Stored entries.
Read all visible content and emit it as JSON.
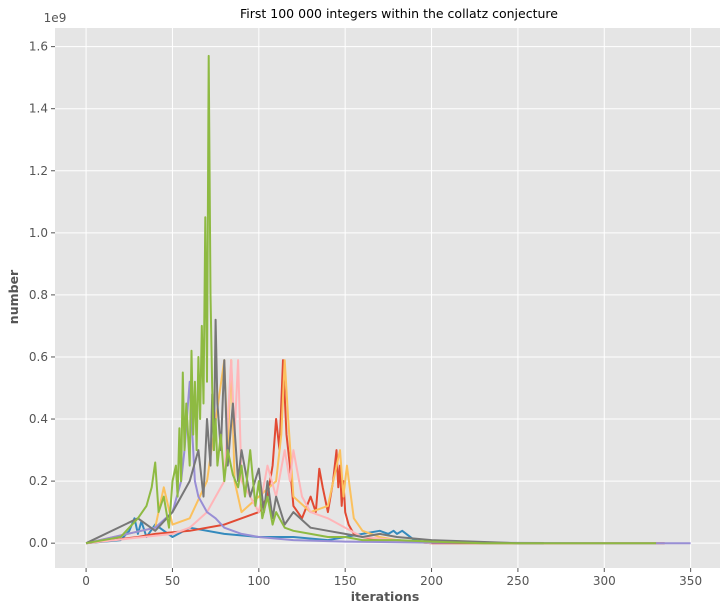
{
  "chart_data": {
    "type": "line",
    "title": "First 100 000 integers within the collatz conjecture",
    "xlabel": "iterations",
    "ylabel": "number",
    "y_offset_label": "1e9",
    "xlim": [
      -18,
      367
    ],
    "ylim": [
      -0.08,
      1.66
    ],
    "x_ticks": [
      0,
      50,
      100,
      150,
      200,
      250,
      300,
      350
    ],
    "y_ticks": [
      0.0,
      0.2,
      0.4,
      0.6,
      0.8,
      1.0,
      1.2,
      1.4,
      1.6
    ],
    "x_tick_labels": [
      "0",
      "50",
      "100",
      "150",
      "200",
      "250",
      "300",
      "350"
    ],
    "y_tick_labels": [
      "0.0",
      "0.2",
      "0.4",
      "0.6",
      "0.8",
      "1.0",
      "1.2",
      "1.4",
      "1.6"
    ],
    "grid": true,
    "style": "ggplot",
    "series": [
      {
        "color": "#348ABD",
        "x": [
          0,
          20,
          25,
          28,
          30,
          32,
          35,
          40,
          50,
          60,
          80,
          100,
          120,
          140,
          160,
          170,
          175,
          178,
          180,
          183,
          190,
          200
        ],
        "y": [
          0.0,
          0.01,
          0.04,
          0.08,
          0.03,
          0.07,
          0.02,
          0.06,
          0.02,
          0.05,
          0.03,
          0.02,
          0.02,
          0.01,
          0.03,
          0.04,
          0.03,
          0.04,
          0.03,
          0.04,
          0.01,
          0.0
        ]
      },
      {
        "color": "#E24A33",
        "x": [
          0,
          30,
          40,
          60,
          80,
          100,
          105,
          108,
          110,
          112,
          113,
          114,
          116,
          118,
          120,
          125,
          130,
          133,
          135,
          137,
          140,
          143,
          145,
          146,
          147,
          148,
          149,
          150,
          152,
          155,
          160,
          170,
          180,
          200,
          250,
          300,
          330,
          335
        ],
        "y": [
          0.0,
          0.02,
          0.03,
          0.04,
          0.06,
          0.1,
          0.15,
          0.25,
          0.4,
          0.3,
          0.45,
          0.59,
          0.35,
          0.25,
          0.12,
          0.08,
          0.15,
          0.1,
          0.24,
          0.18,
          0.1,
          0.2,
          0.3,
          0.18,
          0.25,
          0.12,
          0.2,
          0.1,
          0.06,
          0.03,
          0.02,
          0.01,
          0.01,
          0.0,
          0.0,
          0.0,
          0.0,
          0.0
        ]
      },
      {
        "color": "#FBC15E",
        "x": [
          0,
          40,
          45,
          50,
          60,
          70,
          80,
          82,
          84,
          86,
          90,
          100,
          110,
          113,
          115,
          117,
          120,
          130,
          140,
          147,
          149,
          151,
          155,
          160,
          170,
          180,
          200
        ],
        "y": [
          0.0,
          0.05,
          0.18,
          0.06,
          0.08,
          0.2,
          0.59,
          0.3,
          0.59,
          0.2,
          0.1,
          0.15,
          0.2,
          0.35,
          0.59,
          0.4,
          0.15,
          0.1,
          0.12,
          0.3,
          0.15,
          0.25,
          0.08,
          0.04,
          0.02,
          0.01,
          0.0
        ]
      },
      {
        "color": "#FFB5B8",
        "x": [
          0,
          50,
          60,
          70,
          80,
          84,
          86,
          88,
          90,
          95,
          100,
          105,
          110,
          115,
          118,
          120,
          125,
          130,
          140,
          150,
          160,
          180,
          200
        ],
        "y": [
          0.0,
          0.03,
          0.05,
          0.1,
          0.2,
          0.59,
          0.35,
          0.59,
          0.2,
          0.15,
          0.1,
          0.25,
          0.15,
          0.3,
          0.2,
          0.3,
          0.15,
          0.1,
          0.08,
          0.05,
          0.02,
          0.01,
          0.0
        ]
      },
      {
        "color": "#988ED5",
        "x": [
          0,
          40,
          50,
          55,
          57,
          59,
          60,
          61,
          62,
          63,
          65,
          70,
          75,
          80,
          90,
          100,
          120,
          150,
          200,
          250,
          300,
          350
        ],
        "y": [
          0.0,
          0.05,
          0.1,
          0.2,
          0.3,
          0.45,
          0.52,
          0.4,
          0.3,
          0.2,
          0.15,
          0.1,
          0.08,
          0.05,
          0.03,
          0.02,
          0.01,
          0.005,
          0.002,
          0.001,
          0.0,
          0.0
        ]
      },
      {
        "color": "#777777",
        "x": [
          0,
          30,
          40,
          50,
          60,
          65,
          68,
          70,
          72,
          73,
          74,
          75,
          76,
          78,
          80,
          82,
          85,
          88,
          90,
          95,
          100,
          103,
          105,
          108,
          110,
          115,
          120,
          130,
          140,
          150,
          160,
          170,
          180,
          200,
          250,
          265
        ],
        "y": [
          0.0,
          0.08,
          0.04,
          0.1,
          0.2,
          0.3,
          0.15,
          0.4,
          0.25,
          0.48,
          0.3,
          0.72,
          0.45,
          0.3,
          0.59,
          0.25,
          0.45,
          0.2,
          0.3,
          0.15,
          0.24,
          0.1,
          0.2,
          0.08,
          0.15,
          0.06,
          0.1,
          0.05,
          0.04,
          0.03,
          0.02,
          0.03,
          0.02,
          0.01,
          0.0,
          0.0
        ]
      },
      {
        "color": "#8EBA42",
        "x": [
          0,
          20,
          30,
          35,
          38,
          40,
          42,
          45,
          48,
          50,
          52,
          53,
          54,
          55,
          56,
          57,
          58,
          60,
          61,
          62,
          63,
          64,
          65,
          66,
          67,
          68,
          69,
          70,
          71,
          72,
          73,
          74,
          75,
          76,
          78,
          80,
          82,
          85,
          88,
          90,
          92,
          95,
          98,
          100,
          102,
          105,
          108,
          110,
          115,
          120,
          130,
          140,
          150,
          160,
          180,
          200,
          230,
          250,
          300,
          330
        ],
        "y": [
          0.0,
          0.02,
          0.08,
          0.12,
          0.18,
          0.26,
          0.1,
          0.15,
          0.05,
          0.2,
          0.25,
          0.15,
          0.37,
          0.2,
          0.55,
          0.3,
          0.45,
          0.25,
          0.62,
          0.35,
          0.52,
          0.3,
          0.6,
          0.4,
          0.7,
          0.45,
          1.05,
          0.52,
          1.57,
          0.8,
          0.5,
          0.3,
          0.4,
          0.25,
          0.35,
          0.2,
          0.3,
          0.22,
          0.18,
          0.25,
          0.15,
          0.3,
          0.12,
          0.2,
          0.08,
          0.15,
          0.06,
          0.1,
          0.05,
          0.04,
          0.03,
          0.02,
          0.02,
          0.01,
          0.01,
          0.005,
          0.0,
          0.0,
          0.0,
          0.0
        ]
      }
    ]
  }
}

Given request.
Write the entries above out again exactly, but not the pictures.

Final result.
Read all visible content and emit it as JSON.
{
  "chart_data": {
    "type": "line",
    "title": "First 100 000 integers within the collatz conjecture",
    "xlabel": "iterations",
    "ylabel": "number",
    "y_offset_label": "1e9",
    "xlim": [
      -18,
      367
    ],
    "ylim": [
      -0.08,
      1.66
    ],
    "x_ticks": [
      0,
      50,
      100,
      150,
      200,
      250,
      300,
      350
    ],
    "y_ticks": [
      0.0,
      0.2,
      0.4,
      0.6,
      0.8,
      1.0,
      1.2,
      1.4,
      1.6
    ],
    "x_tick_labels": [
      "0",
      "50",
      "100",
      "150",
      "200",
      "250",
      "300",
      "350"
    ],
    "y_tick_labels": [
      "0.0",
      "0.2",
      "0.4",
      "0.6",
      "0.8",
      "1.0",
      "1.2",
      "1.4",
      "1.6"
    ],
    "grid": true,
    "style": "ggplot",
    "series": [
      {
        "color": "#348ABD",
        "x": [
          0,
          20,
          25,
          28,
          30,
          32,
          35,
          40,
          50,
          60,
          80,
          100,
          120,
          140,
          160,
          170,
          175,
          178,
          180,
          183,
          190,
          200
        ],
        "y": [
          0.0,
          0.01,
          0.04,
          0.08,
          0.03,
          0.07,
          0.02,
          0.06,
          0.02,
          0.05,
          0.03,
          0.02,
          0.02,
          0.01,
          0.03,
          0.04,
          0.03,
          0.04,
          0.03,
          0.04,
          0.01,
          0.0
        ]
      },
      {
        "color": "#E24A33",
        "x": [
          0,
          30,
          40,
          60,
          80,
          100,
          105,
          108,
          110,
          112,
          113,
          114,
          116,
          118,
          120,
          125,
          130,
          133,
          135,
          137,
          140,
          143,
          145,
          146,
          147,
          148,
          149,
          150,
          152,
          155,
          160,
          170,
          180,
          200,
          250,
          300,
          330,
          335
        ],
        "y": [
          0.0,
          0.02,
          0.03,
          0.04,
          0.06,
          0.1,
          0.15,
          0.25,
          0.4,
          0.3,
          0.45,
          0.59,
          0.35,
          0.25,
          0.12,
          0.08,
          0.15,
          0.1,
          0.24,
          0.18,
          0.1,
          0.2,
          0.3,
          0.18,
          0.25,
          0.12,
          0.2,
          0.1,
          0.06,
          0.03,
          0.02,
          0.01,
          0.01,
          0.0,
          0.0,
          0.0,
          0.0,
          0.0
        ]
      },
      {
        "color": "#FBC15E",
        "x": [
          0,
          40,
          45,
          50,
          60,
          70,
          80,
          82,
          84,
          86,
          90,
          100,
          110,
          113,
          115,
          117,
          120,
          130,
          140,
          147,
          149,
          151,
          155,
          160,
          170,
          180,
          200
        ],
        "y": [
          0.0,
          0.05,
          0.18,
          0.06,
          0.08,
          0.2,
          0.59,
          0.3,
          0.59,
          0.2,
          0.1,
          0.15,
          0.2,
          0.35,
          0.59,
          0.4,
          0.15,
          0.1,
          0.12,
          0.3,
          0.15,
          0.25,
          0.08,
          0.04,
          0.02,
          0.01,
          0.0
        ]
      },
      {
        "color": "#FFB5B8",
        "x": [
          0,
          50,
          60,
          70,
          80,
          84,
          86,
          88,
          90,
          95,
          100,
          105,
          110,
          115,
          118,
          120,
          125,
          130,
          140,
          150,
          160,
          180,
          200
        ],
        "y": [
          0.0,
          0.03,
          0.05,
          0.1,
          0.2,
          0.59,
          0.35,
          0.59,
          0.2,
          0.15,
          0.1,
          0.25,
          0.15,
          0.3,
          0.2,
          0.3,
          0.15,
          0.1,
          0.08,
          0.05,
          0.02,
          0.01,
          0.0
        ]
      },
      {
        "color": "#988ED5",
        "x": [
          0,
          40,
          50,
          55,
          57,
          59,
          60,
          61,
          62,
          63,
          65,
          70,
          75,
          80,
          90,
          100,
          120,
          150,
          200,
          250,
          300,
          350
        ],
        "y": [
          0.0,
          0.05,
          0.1,
          0.2,
          0.3,
          0.45,
          0.52,
          0.4,
          0.3,
          0.2,
          0.15,
          0.1,
          0.08,
          0.05,
          0.03,
          0.02,
          0.01,
          0.005,
          0.002,
          0.001,
          0.0,
          0.0
        ]
      },
      {
        "color": "#777777",
        "x": [
          0,
          30,
          40,
          50,
          60,
          65,
          68,
          70,
          72,
          73,
          74,
          75,
          76,
          78,
          80,
          82,
          85,
          88,
          90,
          95,
          100,
          103,
          105,
          108,
          110,
          115,
          120,
          130,
          140,
          150,
          160,
          170,
          180,
          200,
          250,
          265
        ],
        "y": [
          0.0,
          0.08,
          0.04,
          0.1,
          0.2,
          0.3,
          0.15,
          0.4,
          0.25,
          0.48,
          0.3,
          0.72,
          0.45,
          0.3,
          0.59,
          0.25,
          0.45,
          0.2,
          0.3,
          0.15,
          0.24,
          0.1,
          0.2,
          0.08,
          0.15,
          0.06,
          0.1,
          0.05,
          0.04,
          0.03,
          0.02,
          0.03,
          0.02,
          0.01,
          0.0,
          0.0
        ]
      },
      {
        "color": "#8EBA42",
        "x": [
          0,
          20,
          30,
          35,
          38,
          40,
          42,
          45,
          48,
          50,
          52,
          53,
          54,
          55,
          56,
          57,
          58,
          60,
          61,
          62,
          63,
          64,
          65,
          66,
          67,
          68,
          69,
          70,
          71,
          72,
          73,
          74,
          75,
          76,
          78,
          80,
          82,
          85,
          88,
          90,
          92,
          95,
          98,
          100,
          102,
          105,
          108,
          110,
          115,
          120,
          130,
          140,
          150,
          160,
          180,
          200,
          230,
          250,
          300,
          330
        ],
        "y": [
          0.0,
          0.02,
          0.08,
          0.12,
          0.18,
          0.26,
          0.1,
          0.15,
          0.05,
          0.2,
          0.25,
          0.15,
          0.37,
          0.2,
          0.55,
          0.3,
          0.45,
          0.25,
          0.62,
          0.35,
          0.52,
          0.3,
          0.6,
          0.4,
          0.7,
          0.45,
          1.05,
          0.52,
          1.57,
          0.8,
          0.5,
          0.3,
          0.4,
          0.25,
          0.35,
          0.2,
          0.3,
          0.22,
          0.18,
          0.25,
          0.15,
          0.3,
          0.12,
          0.2,
          0.08,
          0.15,
          0.06,
          0.1,
          0.05,
          0.04,
          0.03,
          0.02,
          0.02,
          0.01,
          0.01,
          0.005,
          0.0,
          0.0,
          0.0,
          0.0
        ]
      }
    ]
  }
}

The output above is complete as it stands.